Exercise objective ▸ Repeat the lines that follow, leaving nothing out.

Data ▸

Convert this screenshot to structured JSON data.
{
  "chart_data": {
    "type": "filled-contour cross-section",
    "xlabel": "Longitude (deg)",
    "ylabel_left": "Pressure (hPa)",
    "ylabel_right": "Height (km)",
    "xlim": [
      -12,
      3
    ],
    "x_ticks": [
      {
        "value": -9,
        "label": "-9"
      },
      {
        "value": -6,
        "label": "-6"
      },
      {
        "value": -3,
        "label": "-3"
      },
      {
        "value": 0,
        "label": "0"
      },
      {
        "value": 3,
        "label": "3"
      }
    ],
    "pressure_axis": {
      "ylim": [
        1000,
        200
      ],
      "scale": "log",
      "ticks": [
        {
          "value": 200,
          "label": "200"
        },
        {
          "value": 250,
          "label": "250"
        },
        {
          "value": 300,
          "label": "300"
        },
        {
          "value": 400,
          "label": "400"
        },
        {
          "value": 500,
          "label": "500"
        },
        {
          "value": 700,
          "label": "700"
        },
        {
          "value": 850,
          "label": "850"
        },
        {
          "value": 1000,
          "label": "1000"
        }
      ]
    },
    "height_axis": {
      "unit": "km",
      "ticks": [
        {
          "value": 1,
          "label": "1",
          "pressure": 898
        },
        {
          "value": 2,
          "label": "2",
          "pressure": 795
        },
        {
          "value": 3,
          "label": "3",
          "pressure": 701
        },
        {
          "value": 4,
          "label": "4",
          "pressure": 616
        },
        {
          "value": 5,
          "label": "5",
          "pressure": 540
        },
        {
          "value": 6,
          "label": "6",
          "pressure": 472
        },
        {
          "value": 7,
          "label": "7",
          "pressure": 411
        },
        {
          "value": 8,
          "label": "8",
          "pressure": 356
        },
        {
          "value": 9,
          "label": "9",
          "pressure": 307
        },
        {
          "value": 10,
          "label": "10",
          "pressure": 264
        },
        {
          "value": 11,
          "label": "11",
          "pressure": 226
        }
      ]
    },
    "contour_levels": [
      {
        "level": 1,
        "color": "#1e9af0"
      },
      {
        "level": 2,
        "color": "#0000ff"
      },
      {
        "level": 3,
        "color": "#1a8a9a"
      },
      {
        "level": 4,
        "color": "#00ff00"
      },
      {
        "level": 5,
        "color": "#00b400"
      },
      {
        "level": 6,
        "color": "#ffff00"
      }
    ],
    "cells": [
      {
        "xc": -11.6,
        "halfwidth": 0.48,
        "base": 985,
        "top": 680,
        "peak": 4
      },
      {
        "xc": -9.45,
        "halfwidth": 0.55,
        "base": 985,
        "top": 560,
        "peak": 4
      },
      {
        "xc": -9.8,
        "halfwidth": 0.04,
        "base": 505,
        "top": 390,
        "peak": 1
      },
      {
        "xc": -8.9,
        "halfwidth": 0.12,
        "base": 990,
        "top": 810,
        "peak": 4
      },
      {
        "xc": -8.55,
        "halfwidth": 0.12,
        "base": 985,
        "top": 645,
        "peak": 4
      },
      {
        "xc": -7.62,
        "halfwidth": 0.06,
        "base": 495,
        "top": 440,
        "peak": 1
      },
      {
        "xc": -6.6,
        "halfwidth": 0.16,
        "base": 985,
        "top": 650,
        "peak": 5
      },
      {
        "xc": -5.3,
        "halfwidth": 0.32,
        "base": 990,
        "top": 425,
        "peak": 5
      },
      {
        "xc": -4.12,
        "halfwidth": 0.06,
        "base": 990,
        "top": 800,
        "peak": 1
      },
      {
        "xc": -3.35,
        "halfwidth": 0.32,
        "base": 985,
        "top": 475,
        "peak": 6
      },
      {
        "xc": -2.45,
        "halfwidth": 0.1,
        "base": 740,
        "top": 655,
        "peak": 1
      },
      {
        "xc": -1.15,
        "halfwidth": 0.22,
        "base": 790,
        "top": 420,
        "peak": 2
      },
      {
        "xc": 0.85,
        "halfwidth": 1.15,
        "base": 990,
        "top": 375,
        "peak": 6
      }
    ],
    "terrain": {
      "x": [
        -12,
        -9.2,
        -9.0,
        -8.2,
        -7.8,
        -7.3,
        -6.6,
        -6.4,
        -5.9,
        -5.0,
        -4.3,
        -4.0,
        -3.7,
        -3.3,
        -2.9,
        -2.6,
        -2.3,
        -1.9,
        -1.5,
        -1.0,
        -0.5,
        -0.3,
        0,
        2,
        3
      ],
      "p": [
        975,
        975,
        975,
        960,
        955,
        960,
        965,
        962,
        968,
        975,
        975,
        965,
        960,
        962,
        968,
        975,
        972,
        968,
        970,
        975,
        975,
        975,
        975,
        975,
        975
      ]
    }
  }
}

The solution ▸
Convert this screenshot to structured JSON data.
{
  "chart_data": {
    "type": "filled-contour cross-section",
    "xlabel": "Longitude (deg)",
    "ylabel_left": "Pressure (hPa)",
    "ylabel_right": "Height (km)",
    "xlim": [
      -12,
      3
    ],
    "x_ticks": [
      {
        "value": -9,
        "label": "-9"
      },
      {
        "value": -6,
        "label": "-6"
      },
      {
        "value": -3,
        "label": "-3"
      },
      {
        "value": 0,
        "label": "0"
      },
      {
        "value": 3,
        "label": "3"
      }
    ],
    "pressure_axis": {
      "ylim": [
        1000,
        200
      ],
      "scale": "log",
      "ticks": [
        {
          "value": 200,
          "label": "200"
        },
        {
          "value": 250,
          "label": "250"
        },
        {
          "value": 300,
          "label": "300"
        },
        {
          "value": 400,
          "label": "400"
        },
        {
          "value": 500,
          "label": "500"
        },
        {
          "value": 700,
          "label": "700"
        },
        {
          "value": 850,
          "label": "850"
        },
        {
          "value": 1000,
          "label": "1000"
        }
      ]
    },
    "height_axis": {
      "unit": "km",
      "ticks": [
        {
          "value": 1,
          "label": "1",
          "pressure": 898
        },
        {
          "value": 2,
          "label": "2",
          "pressure": 795
        },
        {
          "value": 3,
          "label": "3",
          "pressure": 701
        },
        {
          "value": 4,
          "label": "4",
          "pressure": 616
        },
        {
          "value": 5,
          "label": "5",
          "pressure": 540
        },
        {
          "value": 6,
          "label": "6",
          "pressure": 472
        },
        {
          "value": 7,
          "label": "7",
          "pressure": 411
        },
        {
          "value": 8,
          "label": "8",
          "pressure": 356
        },
        {
          "value": 9,
          "label": "9",
          "pressure": 307
        },
        {
          "value": 10,
          "label": "10",
          "pressure": 264
        },
        {
          "value": 11,
          "label": "11",
          "pressure": 226
        }
      ]
    },
    "contour_levels": [
      {
        "level": 1,
        "color": "#1e9af0"
      },
      {
        "level": 2,
        "color": "#0000ff"
      },
      {
        "level": 3,
        "color": "#1a8a9a"
      },
      {
        "level": 4,
        "color": "#00ff00"
      },
      {
        "level": 5,
        "color": "#00b400"
      },
      {
        "level": 6,
        "color": "#ffff00"
      }
    ],
    "cells": [
      {
        "xc": -11.6,
        "halfwidth": 0.48,
        "base": 985,
        "top": 680,
        "peak": 4
      },
      {
        "xc": -9.45,
        "halfwidth": 0.55,
        "base": 985,
        "top": 560,
        "peak": 4
      },
      {
        "xc": -9.8,
        "halfwidth": 0.04,
        "base": 505,
        "top": 390,
        "peak": 1
      },
      {
        "xc": -8.9,
        "halfwidth": 0.12,
        "base": 990,
        "top": 810,
        "peak": 4
      },
      {
        "xc": -8.55,
        "halfwidth": 0.12,
        "base": 985,
        "top": 645,
        "peak": 4
      },
      {
        "xc": -7.62,
        "halfwidth": 0.06,
        "base": 495,
        "top": 440,
        "peak": 1
      },
      {
        "xc": -6.6,
        "halfwidth": 0.16,
        "base": 985,
        "top": 650,
        "peak": 5
      },
      {
        "xc": -5.3,
        "halfwidth": 0.32,
        "base": 990,
        "top": 425,
        "peak": 5
      },
      {
        "xc": -4.12,
        "halfwidth": 0.06,
        "base": 990,
        "top": 800,
        "peak": 1
      },
      {
        "xc": -3.35,
        "halfwidth": 0.32,
        "base": 985,
        "top": 475,
        "peak": 6
      },
      {
        "xc": -2.45,
        "halfwidth": 0.1,
        "base": 740,
        "top": 655,
        "peak": 1
      },
      {
        "xc": -1.15,
        "halfwidth": 0.22,
        "base": 790,
        "top": 420,
        "peak": 2
      },
      {
        "xc": 0.85,
        "halfwidth": 1.15,
        "base": 990,
        "top": 375,
        "peak": 6
      }
    ],
    "terrain": {
      "x": [
        -12,
        -9.2,
        -9.0,
        -8.2,
        -7.8,
        -7.3,
        -6.6,
        -6.4,
        -5.9,
        -5.0,
        -4.3,
        -4.0,
        -3.7,
        -3.3,
        -2.9,
        -2.6,
        -2.3,
        -1.9,
        -1.5,
        -1.0,
        -0.5,
        -0.3,
        0,
        2,
        3
      ],
      "p": [
        975,
        975,
        975,
        960,
        955,
        960,
        965,
        962,
        968,
        975,
        975,
        965,
        960,
        962,
        968,
        975,
        972,
        968,
        970,
        975,
        975,
        975,
        975,
        975,
        975
      ]
    }
  }
}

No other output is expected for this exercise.